Pick out all lines of the entries that include the word "instance" and copy them.

--- BEGIN Supplied material ---

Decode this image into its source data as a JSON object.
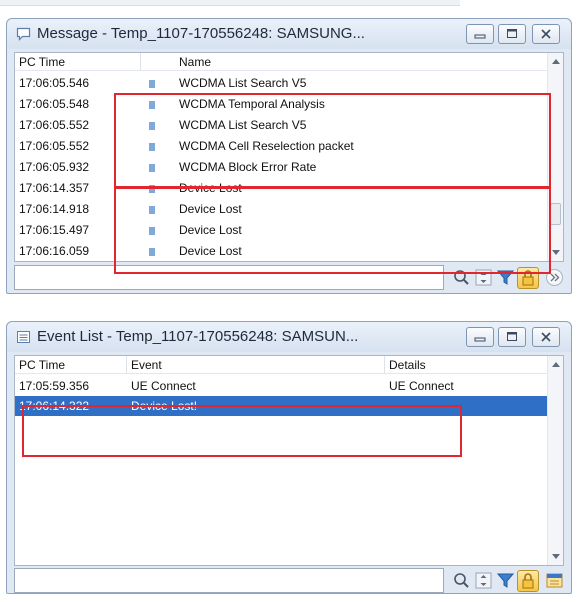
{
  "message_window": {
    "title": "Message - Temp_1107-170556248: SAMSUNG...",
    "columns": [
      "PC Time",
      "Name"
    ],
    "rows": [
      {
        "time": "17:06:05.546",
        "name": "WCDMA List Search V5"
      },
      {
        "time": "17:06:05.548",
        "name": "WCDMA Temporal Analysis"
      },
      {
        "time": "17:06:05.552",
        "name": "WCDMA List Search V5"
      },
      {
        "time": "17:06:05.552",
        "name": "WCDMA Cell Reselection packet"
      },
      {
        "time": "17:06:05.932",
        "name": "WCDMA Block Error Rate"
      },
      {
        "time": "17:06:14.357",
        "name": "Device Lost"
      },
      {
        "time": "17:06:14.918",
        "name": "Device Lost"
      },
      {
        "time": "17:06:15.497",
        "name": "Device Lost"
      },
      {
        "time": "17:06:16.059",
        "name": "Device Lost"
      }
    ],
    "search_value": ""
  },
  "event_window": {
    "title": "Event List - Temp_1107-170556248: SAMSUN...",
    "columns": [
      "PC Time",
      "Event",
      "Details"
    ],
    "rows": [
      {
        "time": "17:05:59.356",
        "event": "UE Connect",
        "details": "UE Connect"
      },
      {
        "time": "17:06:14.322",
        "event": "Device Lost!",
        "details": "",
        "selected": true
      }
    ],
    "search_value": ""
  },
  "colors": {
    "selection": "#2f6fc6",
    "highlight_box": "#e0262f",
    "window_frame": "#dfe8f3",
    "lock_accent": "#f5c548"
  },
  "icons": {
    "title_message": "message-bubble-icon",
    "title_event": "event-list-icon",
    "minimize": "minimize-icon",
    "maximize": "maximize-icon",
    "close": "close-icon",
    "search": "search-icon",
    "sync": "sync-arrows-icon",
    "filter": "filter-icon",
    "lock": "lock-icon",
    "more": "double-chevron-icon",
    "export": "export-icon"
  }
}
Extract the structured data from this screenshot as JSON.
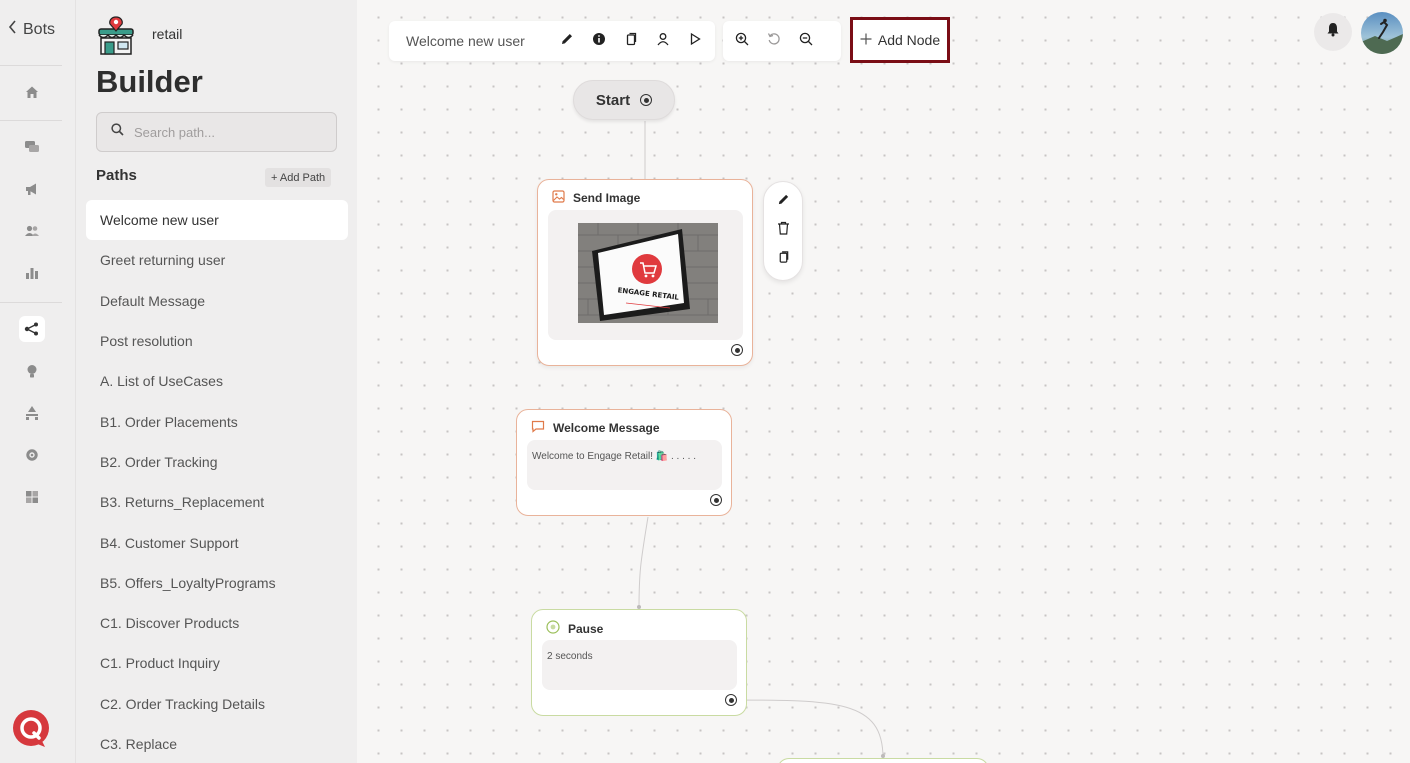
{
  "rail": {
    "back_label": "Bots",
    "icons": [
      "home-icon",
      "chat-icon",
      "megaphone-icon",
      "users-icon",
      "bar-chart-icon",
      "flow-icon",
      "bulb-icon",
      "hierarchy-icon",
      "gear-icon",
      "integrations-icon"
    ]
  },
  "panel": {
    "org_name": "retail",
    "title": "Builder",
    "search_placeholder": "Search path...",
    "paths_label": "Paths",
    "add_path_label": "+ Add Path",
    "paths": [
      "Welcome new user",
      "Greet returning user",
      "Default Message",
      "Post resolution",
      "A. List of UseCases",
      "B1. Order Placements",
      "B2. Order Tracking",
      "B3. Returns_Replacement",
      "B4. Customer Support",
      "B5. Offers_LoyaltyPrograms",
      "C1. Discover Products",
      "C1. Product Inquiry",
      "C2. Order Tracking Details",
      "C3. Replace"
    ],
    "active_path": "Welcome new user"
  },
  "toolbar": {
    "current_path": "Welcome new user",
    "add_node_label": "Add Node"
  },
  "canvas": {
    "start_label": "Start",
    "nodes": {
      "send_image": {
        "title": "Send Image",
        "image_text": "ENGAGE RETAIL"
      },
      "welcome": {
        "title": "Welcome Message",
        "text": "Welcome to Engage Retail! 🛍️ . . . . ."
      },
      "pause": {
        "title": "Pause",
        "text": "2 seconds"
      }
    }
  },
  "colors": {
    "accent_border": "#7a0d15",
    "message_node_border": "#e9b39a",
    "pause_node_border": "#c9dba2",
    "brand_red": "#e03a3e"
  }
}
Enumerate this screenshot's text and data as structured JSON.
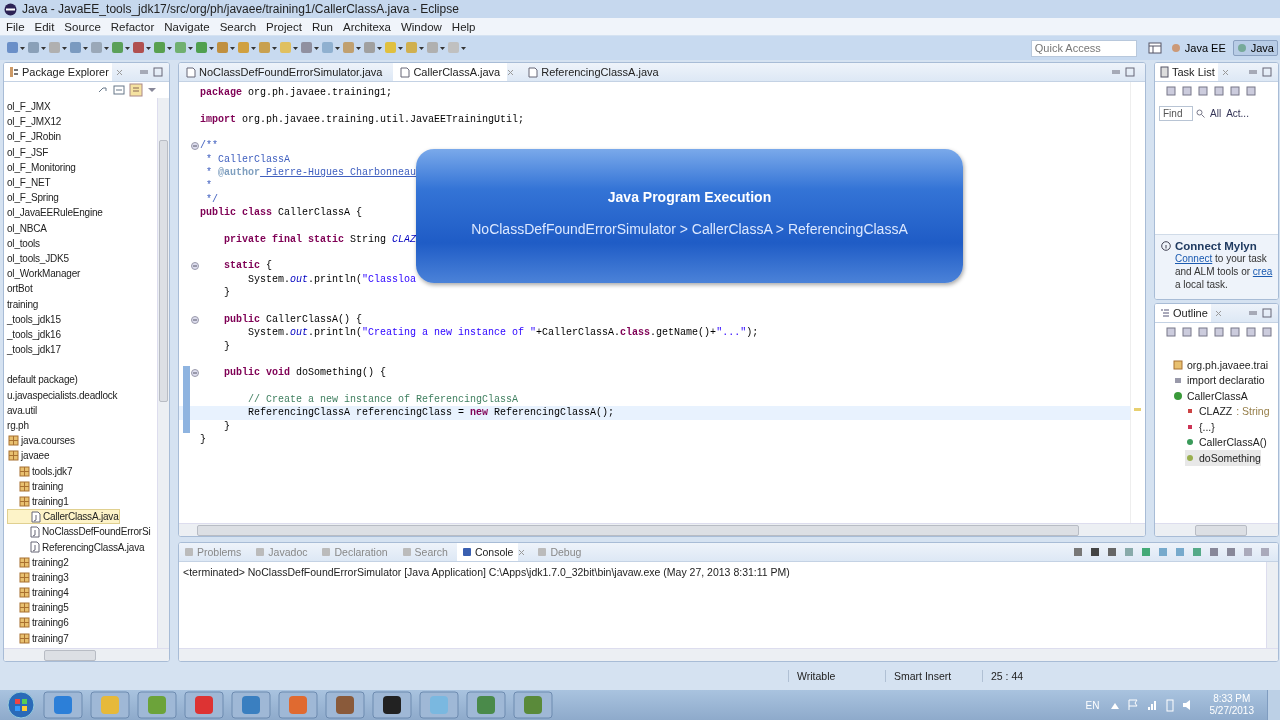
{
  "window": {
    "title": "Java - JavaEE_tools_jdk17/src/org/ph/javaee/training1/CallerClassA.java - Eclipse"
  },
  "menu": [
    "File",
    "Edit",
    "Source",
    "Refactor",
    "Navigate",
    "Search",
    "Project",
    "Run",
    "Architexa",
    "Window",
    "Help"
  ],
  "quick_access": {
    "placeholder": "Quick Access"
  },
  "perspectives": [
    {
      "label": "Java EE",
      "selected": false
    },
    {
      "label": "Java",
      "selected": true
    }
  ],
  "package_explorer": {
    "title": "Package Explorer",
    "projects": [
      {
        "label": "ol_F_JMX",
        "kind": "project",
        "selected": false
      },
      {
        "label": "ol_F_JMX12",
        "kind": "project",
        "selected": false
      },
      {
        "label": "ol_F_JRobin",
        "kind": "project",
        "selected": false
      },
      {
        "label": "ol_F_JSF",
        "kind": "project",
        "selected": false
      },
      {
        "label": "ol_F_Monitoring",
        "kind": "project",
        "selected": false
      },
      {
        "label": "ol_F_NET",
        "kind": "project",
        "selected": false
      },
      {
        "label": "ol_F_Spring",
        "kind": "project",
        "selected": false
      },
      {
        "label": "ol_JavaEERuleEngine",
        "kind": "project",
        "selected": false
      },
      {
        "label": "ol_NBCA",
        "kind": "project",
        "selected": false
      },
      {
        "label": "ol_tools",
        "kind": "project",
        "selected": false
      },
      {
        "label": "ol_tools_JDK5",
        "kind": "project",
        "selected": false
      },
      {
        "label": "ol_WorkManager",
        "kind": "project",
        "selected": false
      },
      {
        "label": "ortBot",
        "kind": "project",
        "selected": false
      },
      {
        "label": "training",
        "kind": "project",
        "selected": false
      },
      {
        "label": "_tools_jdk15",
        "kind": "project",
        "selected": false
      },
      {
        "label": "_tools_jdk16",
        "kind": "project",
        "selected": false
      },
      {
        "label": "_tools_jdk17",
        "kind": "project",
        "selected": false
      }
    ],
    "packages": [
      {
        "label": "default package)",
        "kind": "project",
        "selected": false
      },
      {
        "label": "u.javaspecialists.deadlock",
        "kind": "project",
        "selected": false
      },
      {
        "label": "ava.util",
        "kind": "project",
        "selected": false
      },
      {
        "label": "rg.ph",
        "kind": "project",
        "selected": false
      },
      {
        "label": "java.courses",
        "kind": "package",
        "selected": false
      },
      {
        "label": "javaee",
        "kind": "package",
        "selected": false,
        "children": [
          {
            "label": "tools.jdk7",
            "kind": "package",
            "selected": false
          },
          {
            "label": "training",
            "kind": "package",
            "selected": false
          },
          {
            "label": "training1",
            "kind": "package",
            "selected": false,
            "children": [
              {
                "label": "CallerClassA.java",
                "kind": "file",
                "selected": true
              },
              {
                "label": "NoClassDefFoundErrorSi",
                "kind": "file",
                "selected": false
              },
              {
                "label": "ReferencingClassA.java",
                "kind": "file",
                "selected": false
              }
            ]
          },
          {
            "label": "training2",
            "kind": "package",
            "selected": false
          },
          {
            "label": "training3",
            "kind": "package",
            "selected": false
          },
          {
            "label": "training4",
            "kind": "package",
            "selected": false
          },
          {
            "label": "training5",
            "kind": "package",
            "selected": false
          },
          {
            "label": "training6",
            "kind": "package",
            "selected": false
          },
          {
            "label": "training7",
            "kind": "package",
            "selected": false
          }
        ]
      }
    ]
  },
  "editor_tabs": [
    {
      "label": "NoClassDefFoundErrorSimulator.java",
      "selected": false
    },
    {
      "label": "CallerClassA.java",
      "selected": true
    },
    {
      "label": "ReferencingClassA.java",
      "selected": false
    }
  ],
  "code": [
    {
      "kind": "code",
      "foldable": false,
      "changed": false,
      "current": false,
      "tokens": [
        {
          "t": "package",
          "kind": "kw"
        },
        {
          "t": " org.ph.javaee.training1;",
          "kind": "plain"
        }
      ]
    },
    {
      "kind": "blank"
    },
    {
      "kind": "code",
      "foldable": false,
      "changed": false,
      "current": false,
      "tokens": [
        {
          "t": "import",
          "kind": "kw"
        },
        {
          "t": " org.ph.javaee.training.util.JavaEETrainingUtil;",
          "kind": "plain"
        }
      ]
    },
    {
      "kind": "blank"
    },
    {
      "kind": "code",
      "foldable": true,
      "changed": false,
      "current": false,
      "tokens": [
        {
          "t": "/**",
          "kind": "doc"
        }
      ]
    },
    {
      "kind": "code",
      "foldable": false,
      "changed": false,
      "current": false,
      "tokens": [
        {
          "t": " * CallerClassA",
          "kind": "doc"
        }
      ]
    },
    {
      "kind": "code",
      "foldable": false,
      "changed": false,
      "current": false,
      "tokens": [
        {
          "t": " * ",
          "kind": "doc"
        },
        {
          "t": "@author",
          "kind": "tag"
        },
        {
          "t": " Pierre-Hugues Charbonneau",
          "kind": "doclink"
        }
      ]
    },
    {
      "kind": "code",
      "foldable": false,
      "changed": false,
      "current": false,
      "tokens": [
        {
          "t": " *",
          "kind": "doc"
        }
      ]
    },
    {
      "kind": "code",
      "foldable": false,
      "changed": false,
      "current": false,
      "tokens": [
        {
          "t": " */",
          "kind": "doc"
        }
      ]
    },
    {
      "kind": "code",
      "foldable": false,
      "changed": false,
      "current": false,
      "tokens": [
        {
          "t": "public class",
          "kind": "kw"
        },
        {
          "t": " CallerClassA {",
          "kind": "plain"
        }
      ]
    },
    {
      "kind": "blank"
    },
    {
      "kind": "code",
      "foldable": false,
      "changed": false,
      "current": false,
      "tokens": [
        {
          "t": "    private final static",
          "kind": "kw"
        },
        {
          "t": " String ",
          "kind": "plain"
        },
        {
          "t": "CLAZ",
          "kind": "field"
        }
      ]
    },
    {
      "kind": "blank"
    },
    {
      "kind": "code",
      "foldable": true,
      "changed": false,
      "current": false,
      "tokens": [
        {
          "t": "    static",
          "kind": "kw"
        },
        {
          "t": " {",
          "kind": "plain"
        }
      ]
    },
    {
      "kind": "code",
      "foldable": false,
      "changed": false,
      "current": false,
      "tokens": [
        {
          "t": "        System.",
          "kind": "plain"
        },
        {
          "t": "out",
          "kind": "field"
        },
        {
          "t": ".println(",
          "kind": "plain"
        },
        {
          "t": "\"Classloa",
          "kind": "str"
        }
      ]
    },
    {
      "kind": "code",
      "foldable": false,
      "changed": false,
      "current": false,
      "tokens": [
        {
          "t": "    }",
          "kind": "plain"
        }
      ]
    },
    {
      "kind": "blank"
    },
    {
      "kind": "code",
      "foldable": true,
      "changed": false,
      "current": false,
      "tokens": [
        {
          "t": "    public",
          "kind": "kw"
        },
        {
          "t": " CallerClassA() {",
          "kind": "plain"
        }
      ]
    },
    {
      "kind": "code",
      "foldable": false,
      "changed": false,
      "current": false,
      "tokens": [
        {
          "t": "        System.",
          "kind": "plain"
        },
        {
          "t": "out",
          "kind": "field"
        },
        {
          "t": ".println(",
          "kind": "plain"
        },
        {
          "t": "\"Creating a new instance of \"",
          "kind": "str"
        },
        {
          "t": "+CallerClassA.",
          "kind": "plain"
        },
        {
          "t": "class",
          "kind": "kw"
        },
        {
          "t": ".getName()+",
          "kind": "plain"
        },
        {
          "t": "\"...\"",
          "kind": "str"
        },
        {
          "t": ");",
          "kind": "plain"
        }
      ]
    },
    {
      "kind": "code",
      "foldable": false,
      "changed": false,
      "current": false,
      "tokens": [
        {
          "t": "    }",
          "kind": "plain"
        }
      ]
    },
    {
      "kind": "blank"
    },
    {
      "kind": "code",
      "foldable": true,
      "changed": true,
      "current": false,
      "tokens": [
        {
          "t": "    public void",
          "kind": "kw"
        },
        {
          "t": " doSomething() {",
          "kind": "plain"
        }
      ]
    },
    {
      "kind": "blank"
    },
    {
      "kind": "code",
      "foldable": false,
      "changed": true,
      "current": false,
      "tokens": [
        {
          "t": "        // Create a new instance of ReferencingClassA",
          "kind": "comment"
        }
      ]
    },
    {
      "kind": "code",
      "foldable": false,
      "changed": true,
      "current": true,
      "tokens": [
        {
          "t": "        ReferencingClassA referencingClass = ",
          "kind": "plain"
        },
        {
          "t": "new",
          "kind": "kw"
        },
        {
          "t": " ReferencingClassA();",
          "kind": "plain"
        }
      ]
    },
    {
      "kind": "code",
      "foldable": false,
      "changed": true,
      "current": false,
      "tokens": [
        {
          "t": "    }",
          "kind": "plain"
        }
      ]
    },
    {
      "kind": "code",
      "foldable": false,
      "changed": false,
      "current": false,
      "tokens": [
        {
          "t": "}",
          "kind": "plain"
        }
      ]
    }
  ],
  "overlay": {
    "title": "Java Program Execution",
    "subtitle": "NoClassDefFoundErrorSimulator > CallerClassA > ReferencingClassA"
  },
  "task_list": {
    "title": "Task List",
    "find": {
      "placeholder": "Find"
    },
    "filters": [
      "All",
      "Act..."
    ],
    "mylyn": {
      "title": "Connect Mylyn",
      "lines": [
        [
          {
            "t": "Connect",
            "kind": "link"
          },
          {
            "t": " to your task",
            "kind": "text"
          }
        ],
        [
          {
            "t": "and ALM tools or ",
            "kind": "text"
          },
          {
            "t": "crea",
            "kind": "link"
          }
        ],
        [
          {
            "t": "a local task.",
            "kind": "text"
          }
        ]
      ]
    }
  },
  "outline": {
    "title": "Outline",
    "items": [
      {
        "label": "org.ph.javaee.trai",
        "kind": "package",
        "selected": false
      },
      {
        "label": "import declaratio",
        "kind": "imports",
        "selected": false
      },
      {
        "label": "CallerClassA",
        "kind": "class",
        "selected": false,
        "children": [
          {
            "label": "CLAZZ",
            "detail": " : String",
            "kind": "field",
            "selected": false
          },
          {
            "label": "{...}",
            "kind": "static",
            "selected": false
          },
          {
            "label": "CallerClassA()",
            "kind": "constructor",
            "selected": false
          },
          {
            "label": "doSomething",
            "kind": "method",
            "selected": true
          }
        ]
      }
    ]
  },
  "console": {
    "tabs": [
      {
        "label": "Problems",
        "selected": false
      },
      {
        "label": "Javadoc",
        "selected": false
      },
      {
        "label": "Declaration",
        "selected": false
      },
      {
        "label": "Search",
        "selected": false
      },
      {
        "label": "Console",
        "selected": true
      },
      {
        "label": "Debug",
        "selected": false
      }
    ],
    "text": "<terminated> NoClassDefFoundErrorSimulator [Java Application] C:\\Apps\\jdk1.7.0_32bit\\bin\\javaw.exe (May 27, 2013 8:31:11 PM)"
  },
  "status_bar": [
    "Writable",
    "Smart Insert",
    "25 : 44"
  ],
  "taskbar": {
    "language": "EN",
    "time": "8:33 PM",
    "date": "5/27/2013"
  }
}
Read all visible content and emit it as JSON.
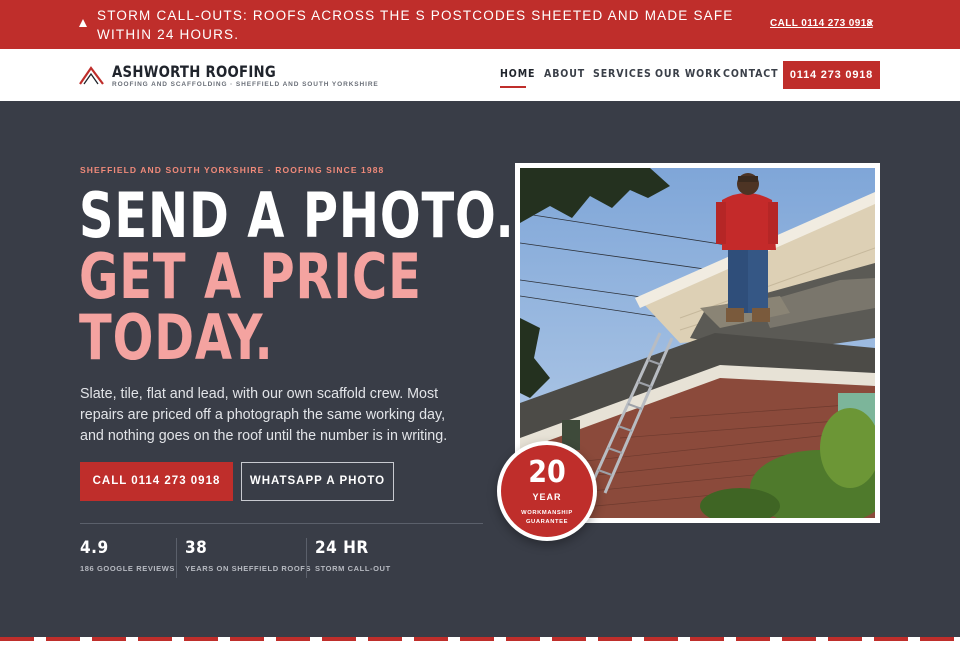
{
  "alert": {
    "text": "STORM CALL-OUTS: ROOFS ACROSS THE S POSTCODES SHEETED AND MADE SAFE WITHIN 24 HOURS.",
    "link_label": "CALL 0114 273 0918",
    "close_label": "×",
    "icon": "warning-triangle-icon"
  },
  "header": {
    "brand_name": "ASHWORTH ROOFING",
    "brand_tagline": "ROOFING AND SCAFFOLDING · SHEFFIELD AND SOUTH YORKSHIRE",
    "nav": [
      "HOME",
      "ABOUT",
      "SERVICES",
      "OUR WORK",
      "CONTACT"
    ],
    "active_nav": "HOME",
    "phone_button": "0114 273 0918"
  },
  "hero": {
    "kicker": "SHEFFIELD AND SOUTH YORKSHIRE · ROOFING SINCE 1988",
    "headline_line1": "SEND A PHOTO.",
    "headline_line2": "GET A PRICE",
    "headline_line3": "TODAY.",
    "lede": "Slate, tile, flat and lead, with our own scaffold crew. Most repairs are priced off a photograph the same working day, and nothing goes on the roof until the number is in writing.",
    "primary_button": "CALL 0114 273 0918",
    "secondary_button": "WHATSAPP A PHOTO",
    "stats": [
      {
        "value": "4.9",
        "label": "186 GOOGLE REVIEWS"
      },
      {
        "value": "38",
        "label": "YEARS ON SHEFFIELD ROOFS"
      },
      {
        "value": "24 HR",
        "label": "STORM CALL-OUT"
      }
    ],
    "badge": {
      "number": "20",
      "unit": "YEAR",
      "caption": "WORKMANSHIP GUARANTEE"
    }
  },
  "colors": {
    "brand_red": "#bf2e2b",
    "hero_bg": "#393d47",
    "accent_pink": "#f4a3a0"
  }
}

--- END Supplied material ---

#### Written solution:
          "t": "\"Creating a new instance of \"",
          "t": "        // Create a new instance of ReferencingClassA",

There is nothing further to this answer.